Problem description | Every line below that contains "JSON" is to be copied.

Data for this exercise |
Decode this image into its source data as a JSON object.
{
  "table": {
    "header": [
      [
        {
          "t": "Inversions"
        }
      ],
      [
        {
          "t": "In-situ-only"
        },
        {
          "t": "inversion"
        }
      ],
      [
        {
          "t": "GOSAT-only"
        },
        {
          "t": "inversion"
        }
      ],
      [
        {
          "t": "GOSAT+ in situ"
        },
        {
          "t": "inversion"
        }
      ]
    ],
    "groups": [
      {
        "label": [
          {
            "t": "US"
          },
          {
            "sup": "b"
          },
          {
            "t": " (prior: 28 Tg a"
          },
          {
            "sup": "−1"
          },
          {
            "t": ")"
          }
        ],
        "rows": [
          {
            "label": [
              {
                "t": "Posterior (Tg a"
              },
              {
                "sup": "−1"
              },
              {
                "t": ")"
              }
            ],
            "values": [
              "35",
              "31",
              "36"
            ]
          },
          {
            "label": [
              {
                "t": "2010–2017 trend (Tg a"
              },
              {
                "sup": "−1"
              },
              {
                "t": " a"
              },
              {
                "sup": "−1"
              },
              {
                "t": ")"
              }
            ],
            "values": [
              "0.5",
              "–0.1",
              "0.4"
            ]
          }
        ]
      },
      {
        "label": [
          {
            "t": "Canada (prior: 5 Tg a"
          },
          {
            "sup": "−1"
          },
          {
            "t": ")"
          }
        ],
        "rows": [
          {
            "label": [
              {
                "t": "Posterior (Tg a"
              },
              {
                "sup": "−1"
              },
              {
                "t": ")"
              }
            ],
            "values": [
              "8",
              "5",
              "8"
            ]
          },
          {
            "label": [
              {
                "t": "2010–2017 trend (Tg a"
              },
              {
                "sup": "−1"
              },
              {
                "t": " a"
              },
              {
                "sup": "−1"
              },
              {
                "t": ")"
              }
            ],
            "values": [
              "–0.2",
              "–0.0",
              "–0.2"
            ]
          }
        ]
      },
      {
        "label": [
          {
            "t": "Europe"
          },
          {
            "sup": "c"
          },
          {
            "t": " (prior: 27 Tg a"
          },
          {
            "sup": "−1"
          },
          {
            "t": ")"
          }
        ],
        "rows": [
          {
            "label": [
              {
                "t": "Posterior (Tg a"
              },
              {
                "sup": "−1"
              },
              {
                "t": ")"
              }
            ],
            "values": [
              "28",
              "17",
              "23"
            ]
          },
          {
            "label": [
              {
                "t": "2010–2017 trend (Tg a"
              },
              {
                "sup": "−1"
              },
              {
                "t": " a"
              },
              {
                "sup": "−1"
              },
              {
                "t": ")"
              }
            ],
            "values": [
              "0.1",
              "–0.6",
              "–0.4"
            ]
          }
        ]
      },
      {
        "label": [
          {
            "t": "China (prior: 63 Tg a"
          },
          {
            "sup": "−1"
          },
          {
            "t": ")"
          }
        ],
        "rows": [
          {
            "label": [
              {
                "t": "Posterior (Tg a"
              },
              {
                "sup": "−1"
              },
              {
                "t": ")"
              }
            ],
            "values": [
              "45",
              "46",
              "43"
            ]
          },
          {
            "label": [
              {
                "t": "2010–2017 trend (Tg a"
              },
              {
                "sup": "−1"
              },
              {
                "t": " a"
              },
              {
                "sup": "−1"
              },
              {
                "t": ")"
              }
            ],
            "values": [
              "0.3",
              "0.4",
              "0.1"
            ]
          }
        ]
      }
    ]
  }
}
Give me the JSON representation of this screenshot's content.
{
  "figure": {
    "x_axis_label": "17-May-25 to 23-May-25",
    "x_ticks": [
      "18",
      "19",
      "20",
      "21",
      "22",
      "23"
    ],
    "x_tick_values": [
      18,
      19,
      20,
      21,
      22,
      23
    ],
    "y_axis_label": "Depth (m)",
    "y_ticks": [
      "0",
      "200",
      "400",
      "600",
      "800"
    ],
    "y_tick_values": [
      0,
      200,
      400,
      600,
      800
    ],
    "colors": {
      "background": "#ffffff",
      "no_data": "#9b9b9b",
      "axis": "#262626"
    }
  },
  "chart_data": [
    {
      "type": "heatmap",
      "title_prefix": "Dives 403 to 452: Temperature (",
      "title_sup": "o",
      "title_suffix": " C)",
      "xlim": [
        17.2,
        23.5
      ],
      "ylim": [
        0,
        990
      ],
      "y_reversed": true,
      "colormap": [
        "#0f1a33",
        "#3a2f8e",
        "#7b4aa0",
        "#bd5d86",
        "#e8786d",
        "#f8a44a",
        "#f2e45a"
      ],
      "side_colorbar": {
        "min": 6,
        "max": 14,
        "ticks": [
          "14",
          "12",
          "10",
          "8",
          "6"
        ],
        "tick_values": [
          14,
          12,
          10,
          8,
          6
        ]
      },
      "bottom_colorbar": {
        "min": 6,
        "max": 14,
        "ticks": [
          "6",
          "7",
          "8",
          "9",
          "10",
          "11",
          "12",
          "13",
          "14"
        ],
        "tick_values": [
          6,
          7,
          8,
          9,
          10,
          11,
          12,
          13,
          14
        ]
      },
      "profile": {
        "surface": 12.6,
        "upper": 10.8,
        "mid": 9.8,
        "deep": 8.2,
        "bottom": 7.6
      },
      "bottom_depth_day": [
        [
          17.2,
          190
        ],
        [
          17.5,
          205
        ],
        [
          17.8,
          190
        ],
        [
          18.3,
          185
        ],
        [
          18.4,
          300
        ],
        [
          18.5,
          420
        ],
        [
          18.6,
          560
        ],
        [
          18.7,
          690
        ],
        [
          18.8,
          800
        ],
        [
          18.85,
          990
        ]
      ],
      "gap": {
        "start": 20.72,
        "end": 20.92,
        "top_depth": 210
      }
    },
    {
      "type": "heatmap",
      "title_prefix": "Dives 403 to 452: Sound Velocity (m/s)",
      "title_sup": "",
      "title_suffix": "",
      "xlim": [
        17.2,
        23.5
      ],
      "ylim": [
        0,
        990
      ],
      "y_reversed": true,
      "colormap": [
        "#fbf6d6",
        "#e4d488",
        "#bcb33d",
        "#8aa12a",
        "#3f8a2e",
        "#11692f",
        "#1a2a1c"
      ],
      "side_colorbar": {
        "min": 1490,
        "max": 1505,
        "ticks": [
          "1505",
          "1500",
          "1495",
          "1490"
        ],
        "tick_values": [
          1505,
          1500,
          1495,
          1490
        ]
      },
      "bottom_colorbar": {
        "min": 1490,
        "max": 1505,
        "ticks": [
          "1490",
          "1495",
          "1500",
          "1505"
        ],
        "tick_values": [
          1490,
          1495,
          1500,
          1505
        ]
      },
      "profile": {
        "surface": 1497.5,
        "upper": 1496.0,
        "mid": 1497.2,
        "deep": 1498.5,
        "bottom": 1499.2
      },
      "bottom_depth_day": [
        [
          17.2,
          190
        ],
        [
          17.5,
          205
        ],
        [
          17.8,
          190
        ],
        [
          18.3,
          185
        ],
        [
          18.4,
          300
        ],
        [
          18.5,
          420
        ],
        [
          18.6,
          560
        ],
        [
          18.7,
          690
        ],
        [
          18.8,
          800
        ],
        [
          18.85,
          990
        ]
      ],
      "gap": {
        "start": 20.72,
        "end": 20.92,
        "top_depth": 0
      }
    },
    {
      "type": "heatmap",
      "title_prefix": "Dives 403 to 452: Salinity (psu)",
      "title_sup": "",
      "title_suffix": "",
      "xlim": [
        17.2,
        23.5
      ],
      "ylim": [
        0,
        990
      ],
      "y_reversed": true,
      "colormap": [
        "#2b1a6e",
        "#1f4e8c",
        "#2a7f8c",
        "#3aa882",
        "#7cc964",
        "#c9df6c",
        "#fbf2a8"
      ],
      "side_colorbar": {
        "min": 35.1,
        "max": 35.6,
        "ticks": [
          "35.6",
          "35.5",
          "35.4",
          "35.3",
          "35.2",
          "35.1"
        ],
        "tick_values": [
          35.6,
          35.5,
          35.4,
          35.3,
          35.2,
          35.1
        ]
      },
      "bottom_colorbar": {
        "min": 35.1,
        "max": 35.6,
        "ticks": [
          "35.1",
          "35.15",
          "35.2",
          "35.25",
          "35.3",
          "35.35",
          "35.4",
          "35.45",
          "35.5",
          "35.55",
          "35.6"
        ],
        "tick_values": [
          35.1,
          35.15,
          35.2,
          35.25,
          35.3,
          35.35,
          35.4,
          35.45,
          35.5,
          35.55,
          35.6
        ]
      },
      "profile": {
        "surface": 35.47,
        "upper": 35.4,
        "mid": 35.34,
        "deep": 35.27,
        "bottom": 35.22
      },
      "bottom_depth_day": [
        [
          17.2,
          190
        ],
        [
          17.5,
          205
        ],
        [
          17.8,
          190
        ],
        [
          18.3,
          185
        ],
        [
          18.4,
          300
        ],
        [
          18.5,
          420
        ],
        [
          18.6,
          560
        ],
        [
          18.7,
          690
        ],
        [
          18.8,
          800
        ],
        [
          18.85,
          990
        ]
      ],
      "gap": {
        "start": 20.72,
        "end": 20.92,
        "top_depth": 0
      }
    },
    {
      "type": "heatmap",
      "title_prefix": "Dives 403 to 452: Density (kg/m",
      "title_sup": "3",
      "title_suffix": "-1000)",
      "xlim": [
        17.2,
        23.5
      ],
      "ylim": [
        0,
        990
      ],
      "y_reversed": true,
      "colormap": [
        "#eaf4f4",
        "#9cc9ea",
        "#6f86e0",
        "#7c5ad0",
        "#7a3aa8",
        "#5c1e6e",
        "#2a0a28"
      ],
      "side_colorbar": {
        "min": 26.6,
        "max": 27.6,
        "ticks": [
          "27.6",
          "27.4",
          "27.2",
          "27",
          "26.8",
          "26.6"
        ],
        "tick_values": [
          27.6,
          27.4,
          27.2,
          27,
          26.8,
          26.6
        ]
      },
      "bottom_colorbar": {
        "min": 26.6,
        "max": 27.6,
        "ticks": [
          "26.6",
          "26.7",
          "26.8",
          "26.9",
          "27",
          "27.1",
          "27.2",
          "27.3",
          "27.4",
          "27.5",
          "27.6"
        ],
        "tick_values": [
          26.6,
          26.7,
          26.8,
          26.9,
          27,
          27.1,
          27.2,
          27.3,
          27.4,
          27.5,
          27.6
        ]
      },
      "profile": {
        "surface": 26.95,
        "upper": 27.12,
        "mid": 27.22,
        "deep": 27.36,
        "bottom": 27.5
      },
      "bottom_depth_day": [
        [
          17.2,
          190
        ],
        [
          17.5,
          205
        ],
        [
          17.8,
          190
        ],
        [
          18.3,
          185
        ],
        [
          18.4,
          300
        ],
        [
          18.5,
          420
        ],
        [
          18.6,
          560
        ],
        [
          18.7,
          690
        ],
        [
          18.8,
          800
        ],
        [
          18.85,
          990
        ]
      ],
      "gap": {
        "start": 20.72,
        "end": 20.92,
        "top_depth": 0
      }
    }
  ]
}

Response to the task |
Decode this image into its source data as a JSON object.
Give me the JSON representation of this screenshot's content.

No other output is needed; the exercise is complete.